Reproduce all entries verbatim, with nothing added or dropped.

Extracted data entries
• • • • • • •

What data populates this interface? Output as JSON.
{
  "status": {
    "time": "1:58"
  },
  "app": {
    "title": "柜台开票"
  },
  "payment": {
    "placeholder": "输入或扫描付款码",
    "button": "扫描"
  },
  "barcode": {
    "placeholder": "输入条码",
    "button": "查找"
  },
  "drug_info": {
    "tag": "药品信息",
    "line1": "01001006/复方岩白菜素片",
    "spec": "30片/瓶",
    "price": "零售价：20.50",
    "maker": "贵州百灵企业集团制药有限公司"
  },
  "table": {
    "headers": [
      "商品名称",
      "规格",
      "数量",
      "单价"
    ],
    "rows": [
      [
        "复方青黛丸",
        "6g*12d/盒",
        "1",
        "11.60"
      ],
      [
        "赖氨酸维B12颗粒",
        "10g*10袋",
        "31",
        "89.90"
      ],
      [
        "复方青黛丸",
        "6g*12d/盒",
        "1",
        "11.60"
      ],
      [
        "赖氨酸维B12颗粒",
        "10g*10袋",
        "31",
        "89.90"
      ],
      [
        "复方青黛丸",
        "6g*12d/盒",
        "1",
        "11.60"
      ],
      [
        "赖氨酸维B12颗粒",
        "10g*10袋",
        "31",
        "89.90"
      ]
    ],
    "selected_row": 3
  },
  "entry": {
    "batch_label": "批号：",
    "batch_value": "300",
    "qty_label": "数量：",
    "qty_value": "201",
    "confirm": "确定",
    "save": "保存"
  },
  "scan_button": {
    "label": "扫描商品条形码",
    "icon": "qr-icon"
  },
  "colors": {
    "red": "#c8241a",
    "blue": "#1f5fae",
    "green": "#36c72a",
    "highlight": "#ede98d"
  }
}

• • • • • • •

• [FINISHED TASK]
What data populates this interface? Output as JSON.
{
  "status": {
    "time": "1:58"
  },
  "app": {
    "title": "柜台开票"
  },
  "payment": {
    "placeholder": "输入或扫描付款码",
    "button": "扫描"
  },
  "barcode": {
    "placeholder": "输入条码",
    "button": "查找"
  },
  "drug_info": {
    "tag": "药品信息",
    "line1": "01001006/复方岩白菜素片",
    "spec": "30片/瓶",
    "price": "零售价：20.50",
    "maker": "贵州百灵企业集团制药有限公司"
  },
  "table": {
    "headers": [
      "商品名称",
      "规格",
      "数量",
      "单价"
    ],
    "rows": [
      [
        "复方青黛丸",
        "6g*12d/盒",
        "1",
        "11.60"
      ],
      [
        "赖氨酸维B12颗粒",
        "10g*10袋",
        "31",
        "89.90"
      ],
      [
        "复方青黛丸",
        "6g*12d/盒",
        "1",
        "11.60"
      ],
      [
        "赖氨酸维B12颗粒",
        "10g*10袋",
        "31",
        "89.90"
      ],
      [
        "复方青黛丸",
        "6g*12d/盒",
        "1",
        "11.60"
      ],
      [
        "赖氨酸维B12颗粒",
        "10g*10袋",
        "31",
        "89.90"
      ]
    ],
    "selected_row": 3
  },
  "entry": {
    "batch_label": "批号：",
    "batch_value": "300",
    "qty_label": "数量：",
    "qty_value": "201",
    "confirm": "确定",
    "save": "保存"
  },
  "scan_button": {
    "label": "扫描商品条形码",
    "icon": "qr-icon"
  },
  "colors": {
    "red": "#c8241a",
    "blue": "#1f5fae",
    "green": "#36c72a",
    "highlight": "#ede98d"
  }
}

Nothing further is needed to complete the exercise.